··· Provided data ···

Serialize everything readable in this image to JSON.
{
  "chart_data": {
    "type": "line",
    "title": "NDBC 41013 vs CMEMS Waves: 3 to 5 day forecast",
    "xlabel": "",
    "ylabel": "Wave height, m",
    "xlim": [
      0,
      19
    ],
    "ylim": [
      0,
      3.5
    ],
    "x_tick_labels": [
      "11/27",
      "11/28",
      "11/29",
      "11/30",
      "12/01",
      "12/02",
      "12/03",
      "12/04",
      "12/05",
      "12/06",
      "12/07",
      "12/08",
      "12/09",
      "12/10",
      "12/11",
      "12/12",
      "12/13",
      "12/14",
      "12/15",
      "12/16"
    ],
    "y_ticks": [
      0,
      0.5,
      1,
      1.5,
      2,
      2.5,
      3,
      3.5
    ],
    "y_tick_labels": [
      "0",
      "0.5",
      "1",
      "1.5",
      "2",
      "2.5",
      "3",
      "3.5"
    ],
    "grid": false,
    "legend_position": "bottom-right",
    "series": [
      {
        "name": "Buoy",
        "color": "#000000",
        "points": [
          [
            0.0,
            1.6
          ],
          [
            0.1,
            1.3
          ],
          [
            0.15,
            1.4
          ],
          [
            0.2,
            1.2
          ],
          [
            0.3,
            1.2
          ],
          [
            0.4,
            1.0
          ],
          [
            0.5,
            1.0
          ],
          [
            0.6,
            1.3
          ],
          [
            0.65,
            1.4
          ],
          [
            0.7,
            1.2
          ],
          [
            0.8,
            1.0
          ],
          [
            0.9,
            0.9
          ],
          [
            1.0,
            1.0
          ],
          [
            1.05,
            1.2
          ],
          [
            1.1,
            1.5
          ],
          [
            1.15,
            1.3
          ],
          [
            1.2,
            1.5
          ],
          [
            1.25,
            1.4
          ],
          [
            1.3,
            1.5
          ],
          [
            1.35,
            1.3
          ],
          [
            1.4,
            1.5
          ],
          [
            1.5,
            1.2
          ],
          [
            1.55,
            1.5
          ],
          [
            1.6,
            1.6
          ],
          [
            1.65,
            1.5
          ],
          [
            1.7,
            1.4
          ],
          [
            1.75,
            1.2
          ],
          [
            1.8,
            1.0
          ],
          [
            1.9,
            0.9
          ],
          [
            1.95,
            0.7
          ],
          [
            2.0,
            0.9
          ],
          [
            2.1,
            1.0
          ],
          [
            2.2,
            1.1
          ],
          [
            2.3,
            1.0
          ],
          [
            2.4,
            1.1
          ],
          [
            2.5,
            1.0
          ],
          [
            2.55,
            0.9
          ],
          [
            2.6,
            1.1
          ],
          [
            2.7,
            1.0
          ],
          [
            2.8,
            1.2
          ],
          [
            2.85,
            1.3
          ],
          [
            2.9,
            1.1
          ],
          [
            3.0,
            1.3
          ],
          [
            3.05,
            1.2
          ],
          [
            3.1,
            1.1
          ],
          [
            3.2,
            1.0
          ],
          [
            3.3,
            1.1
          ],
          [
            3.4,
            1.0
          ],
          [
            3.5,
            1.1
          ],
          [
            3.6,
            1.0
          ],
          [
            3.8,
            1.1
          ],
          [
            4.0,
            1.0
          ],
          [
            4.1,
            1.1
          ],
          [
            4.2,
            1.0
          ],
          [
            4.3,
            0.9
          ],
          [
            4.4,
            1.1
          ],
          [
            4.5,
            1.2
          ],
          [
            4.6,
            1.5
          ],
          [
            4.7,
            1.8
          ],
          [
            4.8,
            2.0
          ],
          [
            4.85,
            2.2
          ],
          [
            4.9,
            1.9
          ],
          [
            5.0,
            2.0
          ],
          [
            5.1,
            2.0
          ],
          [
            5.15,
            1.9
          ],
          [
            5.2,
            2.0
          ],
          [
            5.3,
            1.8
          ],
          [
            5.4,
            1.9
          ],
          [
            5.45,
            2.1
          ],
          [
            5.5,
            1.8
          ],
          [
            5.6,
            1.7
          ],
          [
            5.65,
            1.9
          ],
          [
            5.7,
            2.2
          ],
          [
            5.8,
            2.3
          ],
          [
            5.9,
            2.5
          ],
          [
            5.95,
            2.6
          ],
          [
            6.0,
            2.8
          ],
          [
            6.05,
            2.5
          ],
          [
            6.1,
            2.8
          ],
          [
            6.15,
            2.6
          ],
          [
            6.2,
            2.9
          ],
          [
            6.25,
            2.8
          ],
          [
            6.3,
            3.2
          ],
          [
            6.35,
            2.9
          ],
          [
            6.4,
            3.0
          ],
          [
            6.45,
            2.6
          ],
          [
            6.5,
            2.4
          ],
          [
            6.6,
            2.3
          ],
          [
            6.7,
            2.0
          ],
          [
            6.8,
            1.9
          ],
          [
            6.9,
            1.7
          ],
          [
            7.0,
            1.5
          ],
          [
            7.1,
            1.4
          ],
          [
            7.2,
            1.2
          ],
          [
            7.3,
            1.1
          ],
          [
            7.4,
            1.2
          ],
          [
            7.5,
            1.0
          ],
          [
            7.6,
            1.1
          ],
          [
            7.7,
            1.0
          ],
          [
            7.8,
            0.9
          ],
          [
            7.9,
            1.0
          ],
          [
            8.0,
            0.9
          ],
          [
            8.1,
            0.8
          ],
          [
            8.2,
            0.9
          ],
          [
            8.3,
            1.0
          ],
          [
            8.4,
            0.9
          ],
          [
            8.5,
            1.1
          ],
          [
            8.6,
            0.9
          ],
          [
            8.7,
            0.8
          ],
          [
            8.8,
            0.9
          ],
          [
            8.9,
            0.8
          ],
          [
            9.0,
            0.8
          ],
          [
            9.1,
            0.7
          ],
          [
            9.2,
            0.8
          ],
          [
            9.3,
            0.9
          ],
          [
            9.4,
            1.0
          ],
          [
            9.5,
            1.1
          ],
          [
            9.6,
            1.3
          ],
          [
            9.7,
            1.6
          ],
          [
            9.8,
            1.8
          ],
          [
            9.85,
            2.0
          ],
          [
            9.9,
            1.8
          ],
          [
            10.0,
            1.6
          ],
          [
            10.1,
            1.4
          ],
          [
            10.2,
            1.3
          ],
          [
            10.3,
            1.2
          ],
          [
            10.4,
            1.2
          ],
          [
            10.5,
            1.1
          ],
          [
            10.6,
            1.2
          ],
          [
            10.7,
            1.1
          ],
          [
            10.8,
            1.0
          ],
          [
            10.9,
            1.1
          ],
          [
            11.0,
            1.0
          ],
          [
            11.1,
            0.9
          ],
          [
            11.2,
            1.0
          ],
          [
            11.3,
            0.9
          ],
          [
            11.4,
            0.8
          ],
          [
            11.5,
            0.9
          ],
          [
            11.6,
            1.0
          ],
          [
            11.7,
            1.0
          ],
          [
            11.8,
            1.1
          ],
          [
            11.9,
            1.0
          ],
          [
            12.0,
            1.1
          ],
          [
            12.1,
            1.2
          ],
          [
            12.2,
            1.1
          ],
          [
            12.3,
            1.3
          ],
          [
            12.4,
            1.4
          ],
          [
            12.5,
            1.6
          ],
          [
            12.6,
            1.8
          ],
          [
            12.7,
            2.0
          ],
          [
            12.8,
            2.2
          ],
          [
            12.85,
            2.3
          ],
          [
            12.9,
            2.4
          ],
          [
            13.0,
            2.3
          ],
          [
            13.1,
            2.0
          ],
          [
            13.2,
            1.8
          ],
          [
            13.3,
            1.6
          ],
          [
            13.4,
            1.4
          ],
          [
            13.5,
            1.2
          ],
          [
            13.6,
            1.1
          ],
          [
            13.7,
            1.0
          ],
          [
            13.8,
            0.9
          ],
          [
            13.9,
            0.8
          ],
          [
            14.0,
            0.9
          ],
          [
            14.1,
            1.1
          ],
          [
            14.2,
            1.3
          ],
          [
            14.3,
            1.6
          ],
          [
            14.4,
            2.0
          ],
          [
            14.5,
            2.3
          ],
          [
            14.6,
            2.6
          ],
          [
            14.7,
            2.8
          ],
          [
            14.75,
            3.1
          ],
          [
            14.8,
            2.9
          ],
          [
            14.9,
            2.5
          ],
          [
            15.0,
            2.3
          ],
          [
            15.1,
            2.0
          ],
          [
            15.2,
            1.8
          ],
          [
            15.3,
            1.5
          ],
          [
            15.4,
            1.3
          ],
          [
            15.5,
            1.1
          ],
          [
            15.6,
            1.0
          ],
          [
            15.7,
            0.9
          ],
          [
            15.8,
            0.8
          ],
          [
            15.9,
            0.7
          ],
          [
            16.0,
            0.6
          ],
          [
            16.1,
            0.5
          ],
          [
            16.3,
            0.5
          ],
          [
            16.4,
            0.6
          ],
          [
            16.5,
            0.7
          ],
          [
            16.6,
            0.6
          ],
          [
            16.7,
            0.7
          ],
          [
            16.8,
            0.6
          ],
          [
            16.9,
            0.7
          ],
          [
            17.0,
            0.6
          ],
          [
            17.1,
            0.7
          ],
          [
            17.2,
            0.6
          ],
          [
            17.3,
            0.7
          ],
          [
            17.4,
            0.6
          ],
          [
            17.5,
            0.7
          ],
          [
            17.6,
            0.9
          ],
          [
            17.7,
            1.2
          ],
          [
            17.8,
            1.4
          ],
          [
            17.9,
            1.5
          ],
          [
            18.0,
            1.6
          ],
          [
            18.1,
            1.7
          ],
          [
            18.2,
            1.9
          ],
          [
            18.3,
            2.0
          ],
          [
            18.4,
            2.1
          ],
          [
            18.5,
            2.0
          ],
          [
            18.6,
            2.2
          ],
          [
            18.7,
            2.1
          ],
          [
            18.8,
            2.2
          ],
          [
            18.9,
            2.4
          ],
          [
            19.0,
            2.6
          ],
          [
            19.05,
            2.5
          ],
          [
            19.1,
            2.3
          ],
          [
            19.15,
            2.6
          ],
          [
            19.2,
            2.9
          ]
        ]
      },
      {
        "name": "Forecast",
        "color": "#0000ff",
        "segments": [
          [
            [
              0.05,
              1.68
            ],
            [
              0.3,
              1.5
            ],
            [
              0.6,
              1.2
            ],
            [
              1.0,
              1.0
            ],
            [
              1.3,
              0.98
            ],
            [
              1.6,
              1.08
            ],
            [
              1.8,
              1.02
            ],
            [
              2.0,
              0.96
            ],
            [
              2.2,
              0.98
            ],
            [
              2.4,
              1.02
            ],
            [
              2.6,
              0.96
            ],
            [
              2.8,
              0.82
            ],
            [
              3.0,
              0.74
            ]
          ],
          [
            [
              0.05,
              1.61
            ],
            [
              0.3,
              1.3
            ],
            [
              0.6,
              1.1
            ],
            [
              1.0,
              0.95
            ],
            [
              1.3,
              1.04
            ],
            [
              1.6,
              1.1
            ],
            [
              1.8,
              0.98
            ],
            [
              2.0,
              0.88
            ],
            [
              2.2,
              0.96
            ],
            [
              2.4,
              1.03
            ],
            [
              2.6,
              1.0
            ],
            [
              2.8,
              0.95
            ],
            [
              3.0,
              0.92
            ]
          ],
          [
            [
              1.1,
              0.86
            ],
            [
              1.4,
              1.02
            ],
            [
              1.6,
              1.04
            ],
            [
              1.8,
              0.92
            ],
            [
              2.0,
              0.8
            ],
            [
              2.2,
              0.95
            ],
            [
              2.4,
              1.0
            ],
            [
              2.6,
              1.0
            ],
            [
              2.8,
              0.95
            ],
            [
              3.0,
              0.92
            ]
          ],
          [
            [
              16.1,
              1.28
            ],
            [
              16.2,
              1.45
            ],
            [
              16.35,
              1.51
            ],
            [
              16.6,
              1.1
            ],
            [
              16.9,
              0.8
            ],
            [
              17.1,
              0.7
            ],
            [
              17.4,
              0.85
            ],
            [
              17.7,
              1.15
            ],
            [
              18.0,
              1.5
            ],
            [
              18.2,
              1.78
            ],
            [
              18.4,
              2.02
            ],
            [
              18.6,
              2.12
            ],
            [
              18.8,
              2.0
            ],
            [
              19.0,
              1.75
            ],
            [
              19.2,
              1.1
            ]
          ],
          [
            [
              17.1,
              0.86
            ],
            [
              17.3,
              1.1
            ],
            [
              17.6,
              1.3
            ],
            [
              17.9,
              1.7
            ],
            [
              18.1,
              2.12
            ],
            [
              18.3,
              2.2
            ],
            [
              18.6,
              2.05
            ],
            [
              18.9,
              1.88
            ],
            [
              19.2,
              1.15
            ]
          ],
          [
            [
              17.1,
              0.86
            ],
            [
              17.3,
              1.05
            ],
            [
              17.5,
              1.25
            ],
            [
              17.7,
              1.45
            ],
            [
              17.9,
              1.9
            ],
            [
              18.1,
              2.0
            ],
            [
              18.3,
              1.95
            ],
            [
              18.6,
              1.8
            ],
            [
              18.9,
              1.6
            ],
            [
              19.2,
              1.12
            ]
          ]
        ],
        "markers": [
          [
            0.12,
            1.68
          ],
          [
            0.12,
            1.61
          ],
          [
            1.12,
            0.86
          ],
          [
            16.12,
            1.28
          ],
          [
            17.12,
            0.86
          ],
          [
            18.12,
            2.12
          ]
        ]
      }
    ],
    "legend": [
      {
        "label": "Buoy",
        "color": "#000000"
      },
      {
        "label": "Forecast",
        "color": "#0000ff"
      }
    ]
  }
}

···

#### Work to be completed:
Pull out every line containing "color".

#### Output for this task:
        "color": "#000000",
        "color": "#0000ff",
        "color": "#000000"
        "color": "#0000ff"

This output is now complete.